Dataset records on visual material
------------------------------------------------------------

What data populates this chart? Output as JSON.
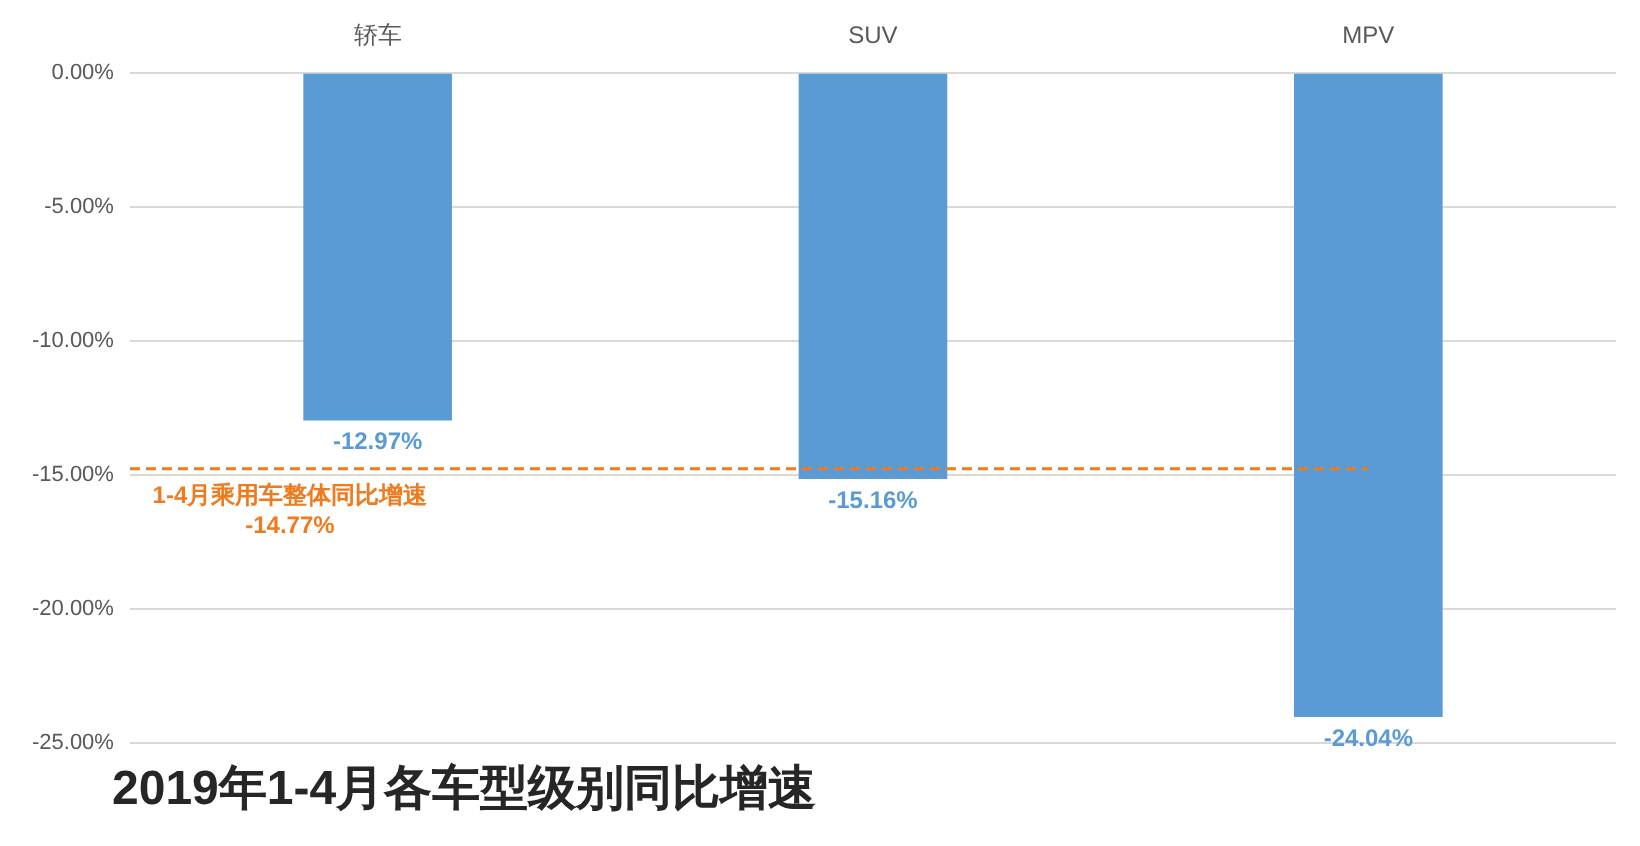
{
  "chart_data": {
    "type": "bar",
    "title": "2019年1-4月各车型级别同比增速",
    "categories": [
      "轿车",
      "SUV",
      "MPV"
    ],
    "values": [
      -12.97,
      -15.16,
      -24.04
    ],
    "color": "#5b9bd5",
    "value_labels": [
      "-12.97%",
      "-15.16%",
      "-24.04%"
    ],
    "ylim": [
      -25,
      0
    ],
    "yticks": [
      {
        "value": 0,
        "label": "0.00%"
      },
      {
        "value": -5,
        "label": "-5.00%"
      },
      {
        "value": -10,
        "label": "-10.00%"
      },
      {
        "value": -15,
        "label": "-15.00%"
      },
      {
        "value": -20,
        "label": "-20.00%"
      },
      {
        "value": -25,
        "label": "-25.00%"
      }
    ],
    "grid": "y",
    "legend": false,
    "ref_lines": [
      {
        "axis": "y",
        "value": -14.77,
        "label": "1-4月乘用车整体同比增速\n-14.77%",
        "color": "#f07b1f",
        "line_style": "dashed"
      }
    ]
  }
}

------------------------------------------------------------

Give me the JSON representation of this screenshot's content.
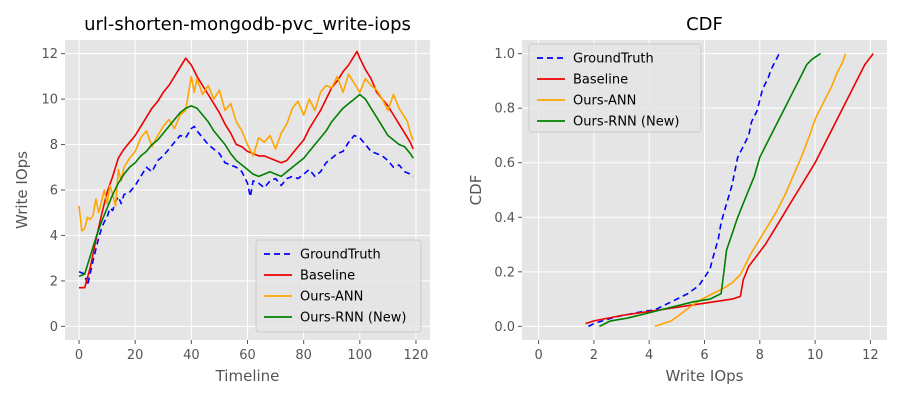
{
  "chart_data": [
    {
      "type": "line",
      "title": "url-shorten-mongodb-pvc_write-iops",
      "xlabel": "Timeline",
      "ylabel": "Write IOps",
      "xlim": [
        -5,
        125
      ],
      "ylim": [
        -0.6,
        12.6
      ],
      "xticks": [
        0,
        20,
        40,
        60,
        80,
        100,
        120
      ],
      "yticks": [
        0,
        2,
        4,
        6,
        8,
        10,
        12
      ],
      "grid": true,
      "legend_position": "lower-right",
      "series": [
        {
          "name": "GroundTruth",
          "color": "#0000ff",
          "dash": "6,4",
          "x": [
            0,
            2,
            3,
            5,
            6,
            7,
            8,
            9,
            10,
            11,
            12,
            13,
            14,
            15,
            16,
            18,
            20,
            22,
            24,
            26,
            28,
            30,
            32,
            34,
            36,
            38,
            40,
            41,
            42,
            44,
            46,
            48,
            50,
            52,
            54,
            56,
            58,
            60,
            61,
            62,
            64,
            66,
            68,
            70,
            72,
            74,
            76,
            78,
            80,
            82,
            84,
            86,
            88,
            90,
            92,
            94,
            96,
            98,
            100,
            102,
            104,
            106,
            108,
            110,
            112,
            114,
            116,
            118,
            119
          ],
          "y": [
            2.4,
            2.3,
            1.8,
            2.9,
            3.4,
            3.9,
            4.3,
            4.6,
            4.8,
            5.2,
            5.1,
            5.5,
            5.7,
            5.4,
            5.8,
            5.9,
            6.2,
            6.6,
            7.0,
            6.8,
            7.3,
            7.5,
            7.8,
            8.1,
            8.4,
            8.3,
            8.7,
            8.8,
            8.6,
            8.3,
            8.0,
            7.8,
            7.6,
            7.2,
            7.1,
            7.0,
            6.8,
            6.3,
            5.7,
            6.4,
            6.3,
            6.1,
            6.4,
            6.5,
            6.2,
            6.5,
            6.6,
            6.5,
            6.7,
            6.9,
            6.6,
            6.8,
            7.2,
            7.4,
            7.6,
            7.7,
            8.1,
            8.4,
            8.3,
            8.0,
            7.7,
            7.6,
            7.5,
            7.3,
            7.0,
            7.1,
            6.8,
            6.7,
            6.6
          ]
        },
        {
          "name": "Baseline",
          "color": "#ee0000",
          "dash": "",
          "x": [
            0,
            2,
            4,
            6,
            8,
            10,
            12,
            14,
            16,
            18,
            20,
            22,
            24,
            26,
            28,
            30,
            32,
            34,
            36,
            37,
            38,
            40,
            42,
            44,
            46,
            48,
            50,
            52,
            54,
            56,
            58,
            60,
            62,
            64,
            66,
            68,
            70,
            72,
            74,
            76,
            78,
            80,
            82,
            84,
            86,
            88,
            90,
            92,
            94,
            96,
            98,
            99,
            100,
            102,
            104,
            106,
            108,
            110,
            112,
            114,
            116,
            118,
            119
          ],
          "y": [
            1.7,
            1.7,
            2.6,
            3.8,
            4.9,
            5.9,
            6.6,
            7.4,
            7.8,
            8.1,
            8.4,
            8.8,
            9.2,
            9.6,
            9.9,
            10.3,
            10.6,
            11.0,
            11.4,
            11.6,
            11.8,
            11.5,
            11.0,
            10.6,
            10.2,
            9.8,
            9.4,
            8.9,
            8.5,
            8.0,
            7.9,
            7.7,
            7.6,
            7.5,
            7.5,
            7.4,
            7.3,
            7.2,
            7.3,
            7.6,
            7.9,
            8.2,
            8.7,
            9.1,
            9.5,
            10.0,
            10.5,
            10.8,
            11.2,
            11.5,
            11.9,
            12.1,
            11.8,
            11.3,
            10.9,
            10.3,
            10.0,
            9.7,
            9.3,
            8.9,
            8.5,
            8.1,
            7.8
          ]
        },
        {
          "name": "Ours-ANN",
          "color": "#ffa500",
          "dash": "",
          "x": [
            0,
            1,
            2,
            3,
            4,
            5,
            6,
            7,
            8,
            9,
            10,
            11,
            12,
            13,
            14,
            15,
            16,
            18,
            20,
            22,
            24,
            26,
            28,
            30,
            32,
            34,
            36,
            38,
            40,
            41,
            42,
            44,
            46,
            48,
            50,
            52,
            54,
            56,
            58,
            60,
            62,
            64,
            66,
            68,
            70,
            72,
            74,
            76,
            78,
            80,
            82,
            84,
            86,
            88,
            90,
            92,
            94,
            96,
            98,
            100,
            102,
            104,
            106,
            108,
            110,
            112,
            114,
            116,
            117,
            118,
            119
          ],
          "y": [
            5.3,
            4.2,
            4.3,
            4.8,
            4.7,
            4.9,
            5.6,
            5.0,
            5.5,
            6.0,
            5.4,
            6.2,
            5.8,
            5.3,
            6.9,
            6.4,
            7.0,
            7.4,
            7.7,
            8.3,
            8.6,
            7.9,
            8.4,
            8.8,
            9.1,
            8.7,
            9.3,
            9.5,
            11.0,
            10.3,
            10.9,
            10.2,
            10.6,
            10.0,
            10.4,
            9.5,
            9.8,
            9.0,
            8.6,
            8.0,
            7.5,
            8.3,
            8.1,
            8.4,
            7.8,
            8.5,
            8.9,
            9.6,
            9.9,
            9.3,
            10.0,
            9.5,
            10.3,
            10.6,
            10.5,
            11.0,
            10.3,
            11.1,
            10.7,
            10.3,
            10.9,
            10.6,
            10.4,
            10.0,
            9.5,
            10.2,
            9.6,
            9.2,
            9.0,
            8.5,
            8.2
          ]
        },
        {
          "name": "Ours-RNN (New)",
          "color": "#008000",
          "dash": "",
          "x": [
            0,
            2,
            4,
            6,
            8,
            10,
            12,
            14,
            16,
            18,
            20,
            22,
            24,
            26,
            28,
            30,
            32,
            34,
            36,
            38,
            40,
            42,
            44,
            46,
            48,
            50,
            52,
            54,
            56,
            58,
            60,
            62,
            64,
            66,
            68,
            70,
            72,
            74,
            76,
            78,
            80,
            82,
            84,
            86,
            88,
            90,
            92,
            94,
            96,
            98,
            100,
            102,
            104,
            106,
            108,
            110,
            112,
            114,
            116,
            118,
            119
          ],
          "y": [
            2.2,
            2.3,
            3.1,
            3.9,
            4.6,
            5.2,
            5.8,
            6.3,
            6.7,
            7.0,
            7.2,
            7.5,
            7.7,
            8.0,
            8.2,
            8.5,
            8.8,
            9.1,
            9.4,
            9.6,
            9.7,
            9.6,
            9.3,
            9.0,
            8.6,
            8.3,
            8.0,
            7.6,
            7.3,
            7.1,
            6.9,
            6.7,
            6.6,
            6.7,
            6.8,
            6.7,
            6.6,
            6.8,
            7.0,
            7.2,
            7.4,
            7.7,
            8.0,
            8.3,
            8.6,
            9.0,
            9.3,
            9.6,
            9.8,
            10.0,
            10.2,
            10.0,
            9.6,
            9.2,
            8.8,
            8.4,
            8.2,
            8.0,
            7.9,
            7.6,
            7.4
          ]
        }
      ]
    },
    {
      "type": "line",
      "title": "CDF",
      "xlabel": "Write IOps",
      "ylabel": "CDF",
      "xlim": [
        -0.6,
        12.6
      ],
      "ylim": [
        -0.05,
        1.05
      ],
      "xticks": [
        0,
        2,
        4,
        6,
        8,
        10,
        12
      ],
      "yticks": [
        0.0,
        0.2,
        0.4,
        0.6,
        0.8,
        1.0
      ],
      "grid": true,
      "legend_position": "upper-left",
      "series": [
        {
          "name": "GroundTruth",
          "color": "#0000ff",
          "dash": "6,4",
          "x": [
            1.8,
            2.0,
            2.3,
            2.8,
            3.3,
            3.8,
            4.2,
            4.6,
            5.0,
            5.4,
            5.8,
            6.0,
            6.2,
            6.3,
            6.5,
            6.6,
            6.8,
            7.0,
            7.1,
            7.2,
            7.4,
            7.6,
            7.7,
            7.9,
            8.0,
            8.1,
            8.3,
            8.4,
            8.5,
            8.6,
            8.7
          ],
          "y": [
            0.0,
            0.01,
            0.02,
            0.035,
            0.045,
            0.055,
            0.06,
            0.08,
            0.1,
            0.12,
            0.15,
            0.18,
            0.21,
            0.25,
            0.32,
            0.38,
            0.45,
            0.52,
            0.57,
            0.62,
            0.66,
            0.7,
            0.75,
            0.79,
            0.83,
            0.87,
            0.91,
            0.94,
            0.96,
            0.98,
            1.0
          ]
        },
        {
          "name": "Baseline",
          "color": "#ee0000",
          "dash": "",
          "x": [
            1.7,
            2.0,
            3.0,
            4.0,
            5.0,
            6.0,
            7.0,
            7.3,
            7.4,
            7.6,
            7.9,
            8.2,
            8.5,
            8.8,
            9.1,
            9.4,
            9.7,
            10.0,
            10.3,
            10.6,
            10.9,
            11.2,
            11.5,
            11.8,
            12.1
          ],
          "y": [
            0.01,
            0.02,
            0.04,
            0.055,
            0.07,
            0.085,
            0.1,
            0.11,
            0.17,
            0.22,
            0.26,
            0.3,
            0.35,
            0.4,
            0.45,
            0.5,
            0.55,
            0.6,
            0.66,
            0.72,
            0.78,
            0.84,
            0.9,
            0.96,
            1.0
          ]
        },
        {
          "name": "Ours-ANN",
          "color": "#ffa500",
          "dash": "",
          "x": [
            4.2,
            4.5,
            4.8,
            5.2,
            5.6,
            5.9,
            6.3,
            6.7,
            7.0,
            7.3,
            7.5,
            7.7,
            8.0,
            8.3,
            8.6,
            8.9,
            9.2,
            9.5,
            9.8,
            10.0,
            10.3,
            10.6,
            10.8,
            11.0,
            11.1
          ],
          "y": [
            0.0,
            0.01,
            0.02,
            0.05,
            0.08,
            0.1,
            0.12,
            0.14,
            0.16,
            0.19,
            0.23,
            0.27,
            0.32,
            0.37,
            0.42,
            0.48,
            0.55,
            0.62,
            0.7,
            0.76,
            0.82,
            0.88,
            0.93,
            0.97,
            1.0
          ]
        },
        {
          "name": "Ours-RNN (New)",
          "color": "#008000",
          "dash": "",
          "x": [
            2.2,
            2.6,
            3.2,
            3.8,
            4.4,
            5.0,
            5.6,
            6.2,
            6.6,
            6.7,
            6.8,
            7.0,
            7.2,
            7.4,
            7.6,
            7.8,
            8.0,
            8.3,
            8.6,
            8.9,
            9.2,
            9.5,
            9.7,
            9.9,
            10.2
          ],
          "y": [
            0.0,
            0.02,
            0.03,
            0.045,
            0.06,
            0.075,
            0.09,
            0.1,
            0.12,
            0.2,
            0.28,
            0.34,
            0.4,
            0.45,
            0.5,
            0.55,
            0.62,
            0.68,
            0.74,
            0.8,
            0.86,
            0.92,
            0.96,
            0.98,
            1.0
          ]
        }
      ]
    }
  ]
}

------------------------------------------------------------

What you have to do: Search the data for the word "title" and copy each line where it appears.

Written reply:
    "title": "2019年1-4月各车型级别同比增速",
      "title": "url-shorten-mongodb-pvc_write-iops",
      "title": "CDF",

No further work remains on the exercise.